• [原文]

-------------------------

自動車運転者、外食産業等の調査分析結果を報告
政府は去る10月6日、「平成29年版過労死等防止対策白書」を閣議決定した。白書は、過労死等防止対策推進法第6条の規定に基づき、国会に毎年報告を行う年次報告書で、今回が2回目の報告書となる。
29年版の白書では、労働時間やメンタルヘルス対策等の状況、過労死等の現状のほか、過労死等が多く発生していると指摘のある自動車運転従事者や外食産業を重点業種とする分析など、企業における過労死等防止対策の推進に参考となる調査研究結果を報告している。
また、「『過労死等ゼロ』緊急対策」(平成28年12月26日「長時間労働削減推進本部」決定)や「働き方改革実行計画」(平成29年3月28日「働き方改革実現会議」決定)などに基づく取組みを中心とした施策の状況について詳しく記載した。

-------------------------

• [提示資料]
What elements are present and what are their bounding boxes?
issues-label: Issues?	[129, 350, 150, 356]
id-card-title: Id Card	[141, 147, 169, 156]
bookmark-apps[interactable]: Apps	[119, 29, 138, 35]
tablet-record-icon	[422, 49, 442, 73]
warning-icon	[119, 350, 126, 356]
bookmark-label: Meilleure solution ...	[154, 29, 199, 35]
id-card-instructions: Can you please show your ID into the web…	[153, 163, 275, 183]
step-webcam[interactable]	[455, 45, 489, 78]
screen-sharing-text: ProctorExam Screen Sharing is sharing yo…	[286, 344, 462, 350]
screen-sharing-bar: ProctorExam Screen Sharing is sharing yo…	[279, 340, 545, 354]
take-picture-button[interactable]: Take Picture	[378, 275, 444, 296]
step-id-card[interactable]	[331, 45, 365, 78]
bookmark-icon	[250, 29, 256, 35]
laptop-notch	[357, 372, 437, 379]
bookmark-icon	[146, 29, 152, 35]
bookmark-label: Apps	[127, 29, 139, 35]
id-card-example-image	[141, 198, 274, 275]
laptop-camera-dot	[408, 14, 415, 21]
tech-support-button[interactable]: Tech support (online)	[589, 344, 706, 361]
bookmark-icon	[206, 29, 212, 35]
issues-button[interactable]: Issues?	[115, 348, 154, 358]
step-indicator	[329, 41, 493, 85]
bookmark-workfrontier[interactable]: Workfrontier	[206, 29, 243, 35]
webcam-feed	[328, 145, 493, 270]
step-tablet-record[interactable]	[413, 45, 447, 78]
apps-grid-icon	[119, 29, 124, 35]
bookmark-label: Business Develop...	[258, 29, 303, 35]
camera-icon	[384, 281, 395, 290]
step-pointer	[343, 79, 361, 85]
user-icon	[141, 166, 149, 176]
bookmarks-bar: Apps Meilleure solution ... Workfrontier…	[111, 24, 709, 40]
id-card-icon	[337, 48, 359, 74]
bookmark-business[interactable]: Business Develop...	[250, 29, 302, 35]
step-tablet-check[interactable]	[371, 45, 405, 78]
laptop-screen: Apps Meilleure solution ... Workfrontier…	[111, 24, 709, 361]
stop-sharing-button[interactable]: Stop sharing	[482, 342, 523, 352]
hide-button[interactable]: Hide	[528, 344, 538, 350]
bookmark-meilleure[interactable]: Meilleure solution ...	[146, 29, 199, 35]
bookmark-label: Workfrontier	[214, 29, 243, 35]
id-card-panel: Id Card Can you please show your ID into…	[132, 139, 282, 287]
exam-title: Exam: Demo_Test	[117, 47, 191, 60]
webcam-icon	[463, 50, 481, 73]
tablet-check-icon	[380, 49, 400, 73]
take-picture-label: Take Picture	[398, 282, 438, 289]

-------------------------

• [課題 1] 過労死等防止対策白書の記事から、「自動車運転者、外食産業等の調査分析結果を報告」から「状況について詳しく記載した。」までの部分を一字一句そのまま書き写してください。
• [課題 2] 過労死等防止対策白書を紹介する記事を、最後の文の後から書き継いでもらえますか。

• [回答 1]
自動車運転者、外食産業等の調査分析結果を報告
政府は去る10月6日、「平成29年版過労死等防止対策白書」を閣議決定した。白書は、過労死等防止対策推進法第6条の規定に基づき、国会に毎年報告を行う年次報告書で、今回が2回目の報告書となる。
29年版の白書では、労働時間やメンタルヘルス対策等の状況、過労死等の現状のほか、過労死等が多く発生していると指摘のある自動車運転従事者や外食産業を重点業種とする分析など、企業における過労死等防止対策の推進に参考となる調査研究結果を報告している。
また、「『過労死等ゼロ』緊急対策」(平成28年12月26日「長時間労働削減推進本部」決定)や「働き方改革実行計画」(平成29年3月28日「働き方改革実現会議」決定)などに基づく取組みを中心とした施策の状況について詳しく記載した。

• [回答 2]
その中で、過労死等をめぐる調査・分析結果によると、自動車運転従事者(バス運転者、タクシー運転者、トラック運転者)へのアンケート結果では、業務関連のストレスや悩みがある者の割合は、バス運転者59.5%、タクシー運転者48.6%、トラック運転者37.5%となっており、悩みの内容としては、バス運転者では「長時間労働の多さ」(48.0%)、タクシー運転者では「売上、業績等」(49.7%)、トラック運転者では「仕事での精神的な緊張・ストレス」(42.5%)が最も高い。
外食産業の正規雇用者の疲労蓄積度について、直近1ヵ月の勤務状況や自覚症状に関する質問により判定した結果をみると(職種別)、疲労蓄積度が「高い」、「非常に高い」とされる者の割合は、「スーパーバイザー等」が22.5%と最も高く、次いで、「店長」が22.4%。
また、過去1年間の休日出勤回数(平均的な1ヵ月)及び休日出勤回数が最も多かった月の回数をみると、「スーパーバイザー等」は、それぞれ0.9回、3.1回、「店長」は、それぞれ1.5回、3.9回となった。
法人の役員・自営業者を対象としたアンケート調査結果では、平均的な1週間当たりの実労働時間は、法人役員・自営業者ともに「30時間未満」の者(法人役員26.2%、自営業者30.2%)及び「40時間以上50時間未満」の者(同35.3%、同29.0%)の割合が高いが、「60時間以上」の者も法人役員が9.3%、自営業者が13.6%となっている。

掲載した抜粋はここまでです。